### EXTRACTED DATA
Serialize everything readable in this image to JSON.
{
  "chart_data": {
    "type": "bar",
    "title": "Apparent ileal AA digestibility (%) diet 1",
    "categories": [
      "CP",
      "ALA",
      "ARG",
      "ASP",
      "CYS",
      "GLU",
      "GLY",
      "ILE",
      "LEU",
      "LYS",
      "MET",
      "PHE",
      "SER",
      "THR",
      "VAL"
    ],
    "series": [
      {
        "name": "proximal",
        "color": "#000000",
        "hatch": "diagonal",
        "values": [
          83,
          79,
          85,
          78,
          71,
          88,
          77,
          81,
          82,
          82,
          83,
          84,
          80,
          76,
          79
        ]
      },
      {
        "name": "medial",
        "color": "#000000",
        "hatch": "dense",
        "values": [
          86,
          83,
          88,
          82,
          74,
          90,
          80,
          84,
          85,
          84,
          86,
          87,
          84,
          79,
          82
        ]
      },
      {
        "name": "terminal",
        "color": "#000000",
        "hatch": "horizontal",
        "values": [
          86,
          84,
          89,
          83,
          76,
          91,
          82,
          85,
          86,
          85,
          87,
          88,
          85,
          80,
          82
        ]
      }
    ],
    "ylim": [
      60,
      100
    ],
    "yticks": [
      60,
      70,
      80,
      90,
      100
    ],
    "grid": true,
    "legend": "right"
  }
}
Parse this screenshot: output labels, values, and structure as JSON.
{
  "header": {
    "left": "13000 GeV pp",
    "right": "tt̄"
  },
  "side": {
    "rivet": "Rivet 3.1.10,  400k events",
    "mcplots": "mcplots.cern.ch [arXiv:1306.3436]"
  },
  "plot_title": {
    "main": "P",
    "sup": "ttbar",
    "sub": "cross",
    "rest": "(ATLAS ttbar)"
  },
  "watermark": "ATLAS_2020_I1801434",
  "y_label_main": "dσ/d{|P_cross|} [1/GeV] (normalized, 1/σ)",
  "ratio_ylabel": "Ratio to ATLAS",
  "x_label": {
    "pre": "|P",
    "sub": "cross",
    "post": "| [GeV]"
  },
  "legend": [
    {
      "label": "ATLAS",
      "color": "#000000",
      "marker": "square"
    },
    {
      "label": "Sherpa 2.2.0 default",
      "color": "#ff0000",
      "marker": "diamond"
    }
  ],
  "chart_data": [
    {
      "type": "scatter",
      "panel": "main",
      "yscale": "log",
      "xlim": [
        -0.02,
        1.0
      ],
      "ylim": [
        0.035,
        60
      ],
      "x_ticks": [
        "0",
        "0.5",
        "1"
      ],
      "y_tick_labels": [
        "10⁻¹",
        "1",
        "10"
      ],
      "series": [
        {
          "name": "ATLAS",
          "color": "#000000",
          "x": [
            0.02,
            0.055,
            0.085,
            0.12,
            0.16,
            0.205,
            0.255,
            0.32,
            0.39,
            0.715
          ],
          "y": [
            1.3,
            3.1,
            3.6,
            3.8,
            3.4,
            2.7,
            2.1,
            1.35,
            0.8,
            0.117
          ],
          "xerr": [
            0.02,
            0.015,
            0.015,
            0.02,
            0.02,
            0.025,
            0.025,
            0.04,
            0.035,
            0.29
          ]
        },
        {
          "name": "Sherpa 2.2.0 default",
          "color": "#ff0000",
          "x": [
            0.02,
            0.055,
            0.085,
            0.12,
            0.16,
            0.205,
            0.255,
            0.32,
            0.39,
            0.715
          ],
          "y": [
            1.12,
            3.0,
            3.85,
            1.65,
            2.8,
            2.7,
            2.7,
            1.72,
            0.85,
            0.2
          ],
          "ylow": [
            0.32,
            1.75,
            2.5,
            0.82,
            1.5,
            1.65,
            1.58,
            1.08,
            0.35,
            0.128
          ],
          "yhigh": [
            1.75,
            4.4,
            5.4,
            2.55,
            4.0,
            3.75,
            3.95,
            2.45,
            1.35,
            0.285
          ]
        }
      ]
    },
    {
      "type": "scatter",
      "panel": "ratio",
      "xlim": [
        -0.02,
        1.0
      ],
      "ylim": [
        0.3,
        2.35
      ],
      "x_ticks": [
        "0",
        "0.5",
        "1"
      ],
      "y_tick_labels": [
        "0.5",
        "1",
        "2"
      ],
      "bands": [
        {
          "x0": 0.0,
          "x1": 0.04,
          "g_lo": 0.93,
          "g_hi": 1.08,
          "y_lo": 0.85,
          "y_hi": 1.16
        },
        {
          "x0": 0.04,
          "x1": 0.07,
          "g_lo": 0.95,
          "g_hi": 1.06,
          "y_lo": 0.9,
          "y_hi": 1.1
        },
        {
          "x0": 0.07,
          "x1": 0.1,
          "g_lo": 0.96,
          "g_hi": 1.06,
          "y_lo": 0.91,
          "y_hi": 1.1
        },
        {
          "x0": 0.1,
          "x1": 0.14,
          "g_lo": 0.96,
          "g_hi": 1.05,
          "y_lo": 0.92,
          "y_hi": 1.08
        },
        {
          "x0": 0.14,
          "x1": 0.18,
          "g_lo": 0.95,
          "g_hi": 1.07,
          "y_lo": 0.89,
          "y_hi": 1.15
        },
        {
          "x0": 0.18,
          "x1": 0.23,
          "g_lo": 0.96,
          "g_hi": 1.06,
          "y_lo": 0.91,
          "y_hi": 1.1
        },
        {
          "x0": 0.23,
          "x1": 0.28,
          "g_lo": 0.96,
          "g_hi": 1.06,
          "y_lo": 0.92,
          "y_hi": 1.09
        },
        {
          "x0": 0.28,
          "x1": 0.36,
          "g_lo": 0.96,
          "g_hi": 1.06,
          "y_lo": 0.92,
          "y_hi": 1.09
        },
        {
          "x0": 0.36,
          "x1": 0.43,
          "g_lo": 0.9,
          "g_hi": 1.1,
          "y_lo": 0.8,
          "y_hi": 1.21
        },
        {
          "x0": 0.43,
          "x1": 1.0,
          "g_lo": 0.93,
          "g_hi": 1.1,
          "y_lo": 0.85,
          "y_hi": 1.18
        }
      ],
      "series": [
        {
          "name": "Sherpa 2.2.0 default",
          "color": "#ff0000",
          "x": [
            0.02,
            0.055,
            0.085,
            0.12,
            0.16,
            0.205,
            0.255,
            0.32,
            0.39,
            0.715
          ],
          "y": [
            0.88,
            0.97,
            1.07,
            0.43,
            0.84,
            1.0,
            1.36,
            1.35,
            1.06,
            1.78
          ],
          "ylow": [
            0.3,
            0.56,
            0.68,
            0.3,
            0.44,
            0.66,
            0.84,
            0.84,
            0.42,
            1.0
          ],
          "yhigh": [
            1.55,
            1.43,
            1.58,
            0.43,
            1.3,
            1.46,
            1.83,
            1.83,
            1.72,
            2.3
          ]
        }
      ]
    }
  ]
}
######
WHAT NEEDS TO BE DONE:
Quote each line above in full, word for word.

FINISHED ANSWER:
Serialize everything readable in this image to JSON.
{
  "chart_data": {
    "type": "bar",
    "title": "Apparent ileal AA digestibility (%) diet 1",
    "categories": [
      "CP",
      "ALA",
      "ARG",
      "ASP",
      "CYS",
      "GLU",
      "GLY",
      "ILE",
      "LEU",
      "LYS",
      "MET",
      "PHE",
      "SER",
      "THR",
      "VAL"
    ],
    "series": [
      {
        "name": "proximal",
        "color": "#000000",
        "hatch": "diagonal",
        "values": [
          83,
          79,
          85,
          78,
          71,
          88,
          77,
          81,
          82,
          82,
          83,
          84,
          80,
          76,
          79
        ]
      },
      {
        "name": "medial",
        "color": "#000000",
        "hatch": "dense",
        "values": [
          86,
          83,
          88,
          82,
          74,
          90,
          80,
          84,
          85,
          84,
          86,
          87,
          84,
          79,
          82
        ]
      },
      {
        "name": "terminal",
        "color": "#000000",
        "hatch": "horizontal",
        "values": [
          86,
          84,
          89,
          83,
          76,
          91,
          82,
          85,
          86,
          85,
          87,
          88,
          85,
          80,
          82
        ]
      }
    ],
    "ylim": [
      60,
      100
    ],
    "yticks": [
      60,
      70,
      80,
      90,
      100
    ],
    "grid": true,
    "legend": "right"
  }
}
Parse this screenshot: output labels, values, and structure as JSON.
{
  "header": {
    "left": "13000 GeV pp",
    "right": "tt̄"
  },
  "side": {
    "rivet": "Rivet 3.1.10,  400k events",
    "mcplots": "mcplots.cern.ch [arXiv:1306.3436]"
  },
  "plot_title": {
    "main": "P",
    "sup": "ttbar",
    "sub": "cross",
    "rest": "(ATLAS ttbar)"
  },
  "watermark": "ATLAS_2020_I1801434",
  "y_label_main": "dσ/d{|P_cross|} [1/GeV] (normalized, 1/σ)",
  "ratio_ylabel": "Ratio to ATLAS",
  "x_label": {
    "pre": "|P",
    "sub": "cross",
    "post": "| [GeV]"
  },
  "legend": [
    {
      "label": "ATLAS",
      "color": "#000000",
      "marker": "square"
    },
    {
      "label": "Sherpa 2.2.0 default",
      "color": "#ff0000",
      "marker": "diamond"
    }
  ],
  "chart_data": [
    {
      "type": "scatter",
      "panel": "main",
      "yscale": "log",
      "xlim": [
        -0.02,
        1.0
      ],
      "ylim": [
        0.035,
        60
      ],
      "x_ticks": [
        "0",
        "0.5",
        "1"
      ],
      "y_tick_labels": [
        "10⁻¹",
        "1",
        "10"
      ],
      "series": [
        {
          "name": "ATLAS",
          "color": "#000000",
          "x": [
            0.02,
            0.055,
            0.085,
            0.12,
            0.16,
            0.205,
            0.255,
            0.32,
            0.39,
            0.715
          ],
          "y": [
            1.3,
            3.1,
            3.6,
            3.8,
            3.4,
            2.7,
            2.1,
            1.35,
            0.8,
            0.117
          ],
          "xerr": [
            0.02,
            0.015,
            0.015,
            0.02,
            0.02,
            0.025,
            0.025,
            0.04,
            0.035,
            0.29
          ]
        },
        {
          "name": "Sherpa 2.2.0 default",
          "color": "#ff0000",
          "x": [
            0.02,
            0.055,
            0.085,
            0.12,
            0.16,
            0.205,
            0.255,
            0.32,
            0.39,
            0.715
          ],
          "y": [
            1.12,
            3.0,
            3.85,
            1.65,
            2.8,
            2.7,
            2.7,
            1.72,
            0.85,
            0.2
          ],
          "ylow": [
            0.32,
            1.75,
            2.5,
            0.82,
            1.5,
            1.65,
            1.58,
            1.08,
            0.35,
            0.128
          ],
          "yhigh": [
            1.75,
            4.4,
            5.4,
            2.55,
            4.0,
            3.75,
            3.95,
            2.45,
            1.35,
            0.285
          ]
        }
      ]
    },
    {
      "type": "scatter",
      "panel": "ratio",
      "xlim": [
        -0.02,
        1.0
      ],
      "ylim": [
        0.3,
        2.35
      ],
      "x_ticks": [
        "0",
        "0.5",
        "1"
      ],
      "y_tick_labels": [
        "0.5",
        "1",
        "2"
      ],
      "bands": [
        {
          "x0": 0.0,
          "x1": 0.04,
          "g_lo": 0.93,
          "g_hi": 1.08,
          "y_lo": 0.85,
          "y_hi": 1.16
        },
        {
          "x0": 0.04,
          "x1": 0.07,
          "g_lo": 0.95,
          "g_hi": 1.06,
          "y_lo": 0.9,
          "y_hi": 1.1
        },
        {
          "x0": 0.07,
          "x1": 0.1,
          "g_lo": 0.96,
          "g_hi": 1.06,
          "y_lo": 0.91,
          "y_hi": 1.1
        },
        {
          "x0": 0.1,
          "x1": 0.14,
          "g_lo": 0.96,
          "g_hi": 1.05,
          "y_lo": 0.92,
          "y_hi": 1.08
        },
        {
          "x0": 0.14,
          "x1": 0.18,
          "g_lo": 0.95,
          "g_hi": 1.07,
          "y_lo": 0.89,
          "y_hi": 1.15
        },
        {
          "x0": 0.18,
          "x1": 0.23,
          "g_lo": 0.96,
          "g_hi": 1.06,
          "y_lo": 0.91,
          "y_hi": 1.1
        },
        {
          "x0": 0.23,
          "x1": 0.28,
          "g_lo": 0.96,
          "g_hi": 1.06,
          "y_lo": 0.92,
          "y_hi": 1.09
        },
        {
          "x0": 0.28,
          "x1": 0.36,
          "g_lo": 0.96,
          "g_hi": 1.06,
          "y_lo": 0.92,
          "y_hi": 1.09
        },
        {
          "x0": 0.36,
          "x1": 0.43,
          "g_lo": 0.9,
          "g_hi": 1.1,
          "y_lo": 0.8,
          "y_hi": 1.21
        },
        {
          "x0": 0.43,
          "x1": 1.0,
          "g_lo": 0.93,
          "g_hi": 1.1,
          "y_lo": 0.85,
          "y_hi": 1.18
        }
      ],
      "series": [
        {
          "name": "Sherpa 2.2.0 default",
          "color": "#ff0000",
          "x": [
            0.02,
            0.055,
            0.085,
            0.12,
            0.16,
            0.205,
            0.255,
            0.32,
            0.39,
            0.715
          ],
          "y": [
            0.88,
            0.97,
            1.07,
            0.43,
            0.84,
            1.0,
            1.36,
            1.35,
            1.06,
            1.78
          ],
          "ylow": [
            0.3,
            0.56,
            0.68,
            0.3,
            0.44,
            0.66,
            0.84,
            0.84,
            0.42,
            1.0
          ],
          "yhigh": [
            1.55,
            1.43,
            1.58,
            0.43,
            1.3,
            1.46,
            1.83,
            1.83,
            1.72,
            2.3
          ]
        }
      ]
    }
  ]
}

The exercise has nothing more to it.